_GIVEN DATA:_
◇ ◇ ◇ ◇
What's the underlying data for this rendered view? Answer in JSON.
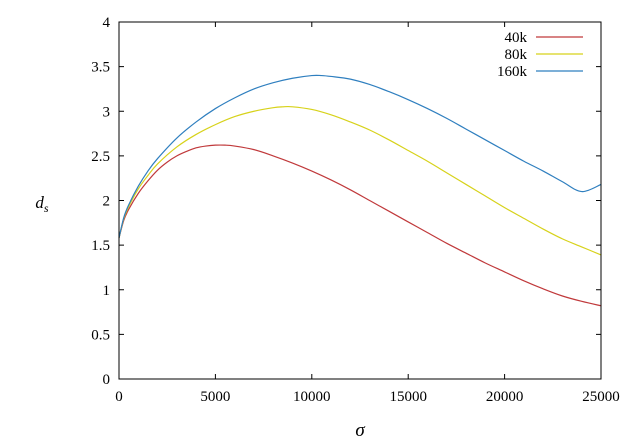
{
  "chart_data": {
    "type": "line",
    "title": "",
    "xlabel": "σ",
    "ylabel_main": "d",
    "ylabel_sub": "s",
    "xlim": [
      0,
      25000
    ],
    "ylim": [
      0,
      4
    ],
    "xticks": [
      0,
      5000,
      10000,
      15000,
      20000,
      25000
    ],
    "yticks": [
      0,
      0.5,
      1,
      1.5,
      2,
      2.5,
      3,
      3.5,
      4
    ],
    "ytick_labels": [
      "0",
      "0.5",
      "1",
      "1.5",
      "2",
      "2.5",
      "3",
      "3.5",
      "4"
    ],
    "grid": false,
    "legend_position": "top-right",
    "series": [
      {
        "name": "40k",
        "color": "#c0393b",
        "x": [
          0,
          250,
          500,
          1000,
          1500,
          2000,
          2500,
          3000,
          3500,
          4000,
          4500,
          5000,
          5500,
          6000,
          7000,
          8000,
          9000,
          10000,
          11000,
          12000,
          13000,
          14000,
          15000,
          16000,
          17000,
          18000,
          19000,
          20000,
          21000,
          22000,
          23000,
          24000,
          25000
        ],
        "y": [
          1.58,
          1.78,
          1.9,
          2.08,
          2.22,
          2.34,
          2.43,
          2.5,
          2.55,
          2.59,
          2.61,
          2.62,
          2.62,
          2.61,
          2.57,
          2.5,
          2.42,
          2.33,
          2.23,
          2.12,
          2.0,
          1.88,
          1.76,
          1.64,
          1.52,
          1.41,
          1.3,
          1.2,
          1.1,
          1.01,
          0.93,
          0.87,
          0.82
        ]
      },
      {
        "name": "80k",
        "color": "#d7d21a",
        "x": [
          0,
          250,
          500,
          1000,
          1500,
          2000,
          3000,
          4000,
          5000,
          6000,
          7000,
          8000,
          8500,
          9000,
          10000,
          11000,
          12000,
          13000,
          14000,
          15000,
          16000,
          17000,
          18000,
          19000,
          20000,
          21000,
          22000,
          23000,
          24000,
          25000
        ],
        "y": [
          1.58,
          1.8,
          1.93,
          2.13,
          2.28,
          2.41,
          2.6,
          2.74,
          2.85,
          2.94,
          3.0,
          3.04,
          3.05,
          3.05,
          3.02,
          2.96,
          2.88,
          2.79,
          2.68,
          2.56,
          2.44,
          2.31,
          2.18,
          2.05,
          1.92,
          1.8,
          1.68,
          1.57,
          1.48,
          1.39
        ]
      },
      {
        "name": "160k",
        "color": "#2f7fbf",
        "x": [
          0,
          250,
          500,
          1000,
          1500,
          2000,
          3000,
          4000,
          5000,
          6000,
          7000,
          8000,
          9000,
          10000,
          10500,
          11000,
          12000,
          13000,
          14000,
          15000,
          16000,
          17000,
          18000,
          19000,
          20000,
          21000,
          22000,
          23000,
          24000,
          25000
        ],
        "y": [
          1.58,
          1.81,
          1.95,
          2.16,
          2.33,
          2.47,
          2.7,
          2.88,
          3.03,
          3.15,
          3.25,
          3.32,
          3.37,
          3.4,
          3.4,
          3.39,
          3.36,
          3.3,
          3.22,
          3.13,
          3.03,
          2.92,
          2.8,
          2.68,
          2.56,
          2.44,
          2.33,
          2.21,
          2.1,
          2.18
        ]
      }
    ]
  }
}
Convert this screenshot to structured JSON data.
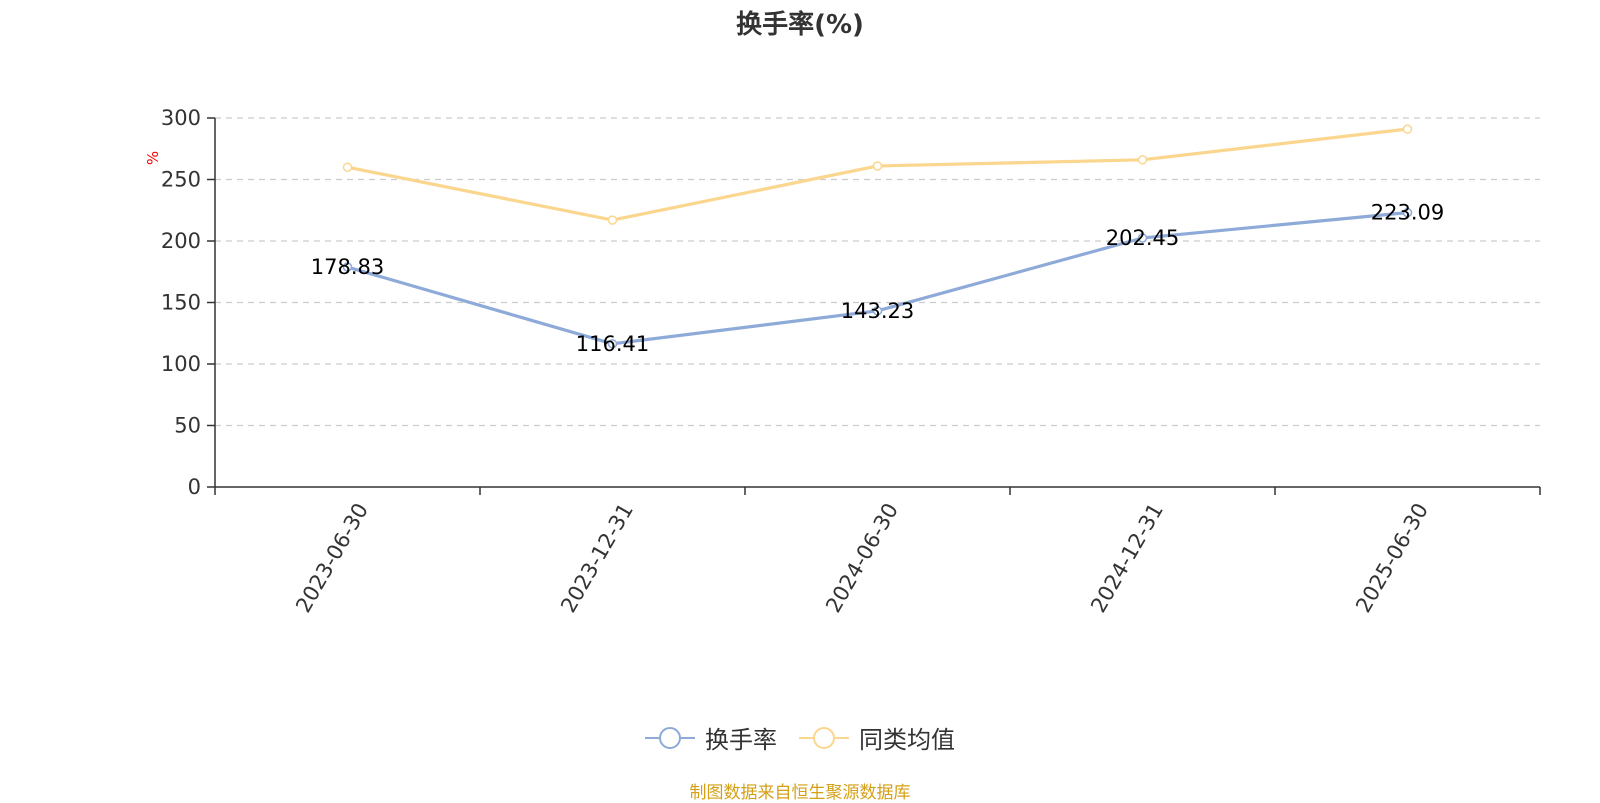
{
  "chart_data": {
    "type": "line",
    "title": "换手率(%)",
    "ylabel": "%",
    "xlabel": "",
    "categories": [
      "2023-06-30",
      "2023-12-31",
      "2024-06-30",
      "2024-12-31",
      "2025-06-30"
    ],
    "series": [
      {
        "name": "换手率",
        "color": "#8eaad8",
        "values": [
          178.83,
          116.41,
          143.23,
          202.45,
          223.09
        ],
        "show_labels": true
      },
      {
        "name": "同类均值",
        "color": "#fad68e",
        "values": [
          260,
          217,
          261,
          266,
          291
        ],
        "show_labels": false
      }
    ],
    "ylim": [
      0,
      300
    ],
    "yticks": [
      0,
      50,
      100,
      150,
      200,
      250,
      300
    ],
    "grid": true,
    "legend_position": "bottom-center"
  },
  "source_note": "制图数据来自恒生聚源数据库",
  "colors": {
    "title": "#333333",
    "axis": "#333333",
    "grid": "#cccccc",
    "ylabel": "#ff0000",
    "source_note": "#d4a017"
  },
  "icons": {
    "legend_marker": "circle-on-line-icon"
  }
}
◇ ◇ ◇ ◇
Omit the pictures and give the material again, exactly and in full.

_RESULT OF THIS EXERCISE:_
What's the underlying data for this rendered view? Answer in JSON.
{
  "chart_data": {
    "type": "line",
    "title": "",
    "xlabel": "σ",
    "ylabel_main": "d",
    "ylabel_sub": "s",
    "xlim": [
      0,
      25000
    ],
    "ylim": [
      0,
      4
    ],
    "xticks": [
      0,
      5000,
      10000,
      15000,
      20000,
      25000
    ],
    "yticks": [
      0,
      0.5,
      1,
      1.5,
      2,
      2.5,
      3,
      3.5,
      4
    ],
    "ytick_labels": [
      "0",
      "0.5",
      "1",
      "1.5",
      "2",
      "2.5",
      "3",
      "3.5",
      "4"
    ],
    "grid": false,
    "legend_position": "top-right",
    "series": [
      {
        "name": "40k",
        "color": "#c0393b",
        "x": [
          0,
          250,
          500,
          1000,
          1500,
          2000,
          2500,
          3000,
          3500,
          4000,
          4500,
          5000,
          5500,
          6000,
          7000,
          8000,
          9000,
          10000,
          11000,
          12000,
          13000,
          14000,
          15000,
          16000,
          17000,
          18000,
          19000,
          20000,
          21000,
          22000,
          23000,
          24000,
          25000
        ],
        "y": [
          1.58,
          1.78,
          1.9,
          2.08,
          2.22,
          2.34,
          2.43,
          2.5,
          2.55,
          2.59,
          2.61,
          2.62,
          2.62,
          2.61,
          2.57,
          2.5,
          2.42,
          2.33,
          2.23,
          2.12,
          2.0,
          1.88,
          1.76,
          1.64,
          1.52,
          1.41,
          1.3,
          1.2,
          1.1,
          1.01,
          0.93,
          0.87,
          0.82
        ]
      },
      {
        "name": "80k",
        "color": "#d7d21a",
        "x": [
          0,
          250,
          500,
          1000,
          1500,
          2000,
          3000,
          4000,
          5000,
          6000,
          7000,
          8000,
          8500,
          9000,
          10000,
          11000,
          12000,
          13000,
          14000,
          15000,
          16000,
          17000,
          18000,
          19000,
          20000,
          21000,
          22000,
          23000,
          24000,
          25000
        ],
        "y": [
          1.58,
          1.8,
          1.93,
          2.13,
          2.28,
          2.41,
          2.6,
          2.74,
          2.85,
          2.94,
          3.0,
          3.04,
          3.05,
          3.05,
          3.02,
          2.96,
          2.88,
          2.79,
          2.68,
          2.56,
          2.44,
          2.31,
          2.18,
          2.05,
          1.92,
          1.8,
          1.68,
          1.57,
          1.48,
          1.39
        ]
      },
      {
        "name": "160k",
        "color": "#2f7fbf",
        "x": [
          0,
          250,
          500,
          1000,
          1500,
          2000,
          3000,
          4000,
          5000,
          6000,
          7000,
          8000,
          9000,
          10000,
          10500,
          11000,
          12000,
          13000,
          14000,
          15000,
          16000,
          17000,
          18000,
          19000,
          20000,
          21000,
          22000,
          23000,
          24000,
          25000
        ],
        "y": [
          1.58,
          1.81,
          1.95,
          2.16,
          2.33,
          2.47,
          2.7,
          2.88,
          3.03,
          3.15,
          3.25,
          3.32,
          3.37,
          3.4,
          3.4,
          3.39,
          3.36,
          3.3,
          3.22,
          3.13,
          3.03,
          2.92,
          2.8,
          2.68,
          2.56,
          2.44,
          2.33,
          2.21,
          2.1,
          2.18
        ]
      }
    ]
  }
}
Convert this screenshot to structured JSON data.
{
  "chart_data": {
    "type": "line",
    "title": "换手率(%)",
    "ylabel": "%",
    "xlabel": "",
    "categories": [
      "2023-06-30",
      "2023-12-31",
      "2024-06-30",
      "2024-12-31",
      "2025-06-30"
    ],
    "series": [
      {
        "name": "换手率",
        "color": "#8eaad8",
        "values": [
          178.83,
          116.41,
          143.23,
          202.45,
          223.09
        ],
        "show_labels": true
      },
      {
        "name": "同类均值",
        "color": "#fad68e",
        "values": [
          260,
          217,
          261,
          266,
          291
        ],
        "show_labels": false
      }
    ],
    "ylim": [
      0,
      300
    ],
    "yticks": [
      0,
      50,
      100,
      150,
      200,
      250,
      300
    ],
    "grid": true,
    "legend_position": "bottom-center"
  },
  "source_note": "制图数据来自恒生聚源数据库",
  "colors": {
    "title": "#333333",
    "axis": "#333333",
    "grid": "#cccccc",
    "ylabel": "#ff0000",
    "source_note": "#d4a017"
  },
  "icons": {
    "legend_marker": "circle-on-line-icon"
  }
}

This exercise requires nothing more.